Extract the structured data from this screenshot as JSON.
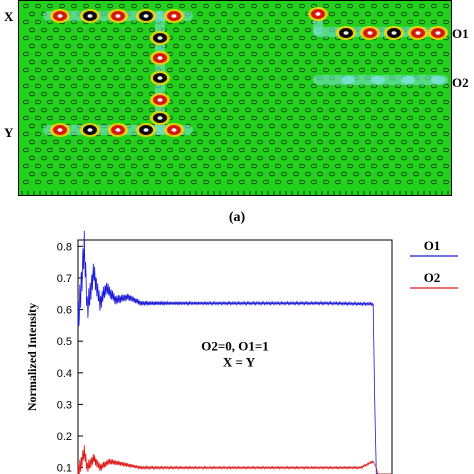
{
  "panel_a": {
    "caption": "(a)",
    "port_labels": {
      "input_x": "X",
      "input_y": "Y",
      "output_1": "O1",
      "output_2": "O2"
    },
    "colors": {
      "background": "#22d11b",
      "hot": "#d4190f",
      "cold": "#0a0a0a",
      "mid": "#ffd400",
      "cyan": "#7ee6dc",
      "hole": "#123a12"
    }
  },
  "chart_data": {
    "type": "line",
    "title": "",
    "annotation_lines": [
      "O2=0, O1=1",
      "X = Y"
    ],
    "ylabel": "Normalized Intensity",
    "xlabel": "",
    "yticks": [
      0.1,
      0.2,
      0.3,
      0.4,
      0.5,
      0.6,
      0.7,
      0.8
    ],
    "ylim": [
      0.08,
      0.82
    ],
    "x_range": [
      0,
      1
    ],
    "grid": false,
    "legend_placement": "right",
    "series": [
      {
        "name": "O1",
        "color": "#1a1ad8",
        "x": [
          0.0,
          0.02,
          0.03,
          0.05,
          0.07,
          0.09,
          0.12,
          0.16,
          0.2,
          0.25,
          0.3,
          0.4,
          0.5,
          0.6,
          0.7,
          0.8,
          0.9,
          0.94,
          0.945,
          0.95
        ],
        "y": [
          0.55,
          0.8,
          0.6,
          0.72,
          0.62,
          0.67,
          0.63,
          0.64,
          0.62,
          0.62,
          0.62,
          0.62,
          0.62,
          0.62,
          0.62,
          0.62,
          0.618,
          0.618,
          0.3,
          0.08
        ]
      },
      {
        "name": "O2",
        "color": "#e01a1a",
        "x": [
          0.0,
          0.02,
          0.03,
          0.05,
          0.07,
          0.1,
          0.15,
          0.2,
          0.3,
          0.4,
          0.5,
          0.6,
          0.7,
          0.8,
          0.9,
          0.94,
          0.95,
          0.955
        ],
        "y": [
          0.08,
          0.15,
          0.1,
          0.13,
          0.1,
          0.12,
          0.11,
          0.1,
          0.1,
          0.1,
          0.1,
          0.1,
          0.1,
          0.1,
          0.1,
          0.12,
          0.1,
          0.08
        ]
      }
    ]
  }
}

================

Exactly reproduce each record, leaving out any pictures.

### Output for this task
Extract the structured data from this screenshot as JSON.
{
  "panel_a": {
    "caption": "(a)",
    "port_labels": {
      "input_x": "X",
      "input_y": "Y",
      "output_1": "O1",
      "output_2": "O2"
    },
    "colors": {
      "background": "#22d11b",
      "hot": "#d4190f",
      "cold": "#0a0a0a",
      "mid": "#ffd400",
      "cyan": "#7ee6dc",
      "hole": "#123a12"
    }
  },
  "chart_data": {
    "type": "line",
    "title": "",
    "annotation_lines": [
      "O2=0, O1=1",
      "X = Y"
    ],
    "ylabel": "Normalized Intensity",
    "xlabel": "",
    "yticks": [
      0.1,
      0.2,
      0.3,
      0.4,
      0.5,
      0.6,
      0.7,
      0.8
    ],
    "ylim": [
      0.08,
      0.82
    ],
    "x_range": [
      0,
      1
    ],
    "grid": false,
    "legend_placement": "right",
    "series": [
      {
        "name": "O1",
        "color": "#1a1ad8",
        "x": [
          0.0,
          0.02,
          0.03,
          0.05,
          0.07,
          0.09,
          0.12,
          0.16,
          0.2,
          0.25,
          0.3,
          0.4,
          0.5,
          0.6,
          0.7,
          0.8,
          0.9,
          0.94,
          0.945,
          0.95
        ],
        "y": [
          0.55,
          0.8,
          0.6,
          0.72,
          0.62,
          0.67,
          0.63,
          0.64,
          0.62,
          0.62,
          0.62,
          0.62,
          0.62,
          0.62,
          0.62,
          0.62,
          0.618,
          0.618,
          0.3,
          0.08
        ]
      },
      {
        "name": "O2",
        "color": "#e01a1a",
        "x": [
          0.0,
          0.02,
          0.03,
          0.05,
          0.07,
          0.1,
          0.15,
          0.2,
          0.3,
          0.4,
          0.5,
          0.6,
          0.7,
          0.8,
          0.9,
          0.94,
          0.95,
          0.955
        ],
        "y": [
          0.08,
          0.15,
          0.1,
          0.13,
          0.1,
          0.12,
          0.11,
          0.1,
          0.1,
          0.1,
          0.1,
          0.1,
          0.1,
          0.1,
          0.1,
          0.12,
          0.1,
          0.08
        ]
      }
    ]
  }
}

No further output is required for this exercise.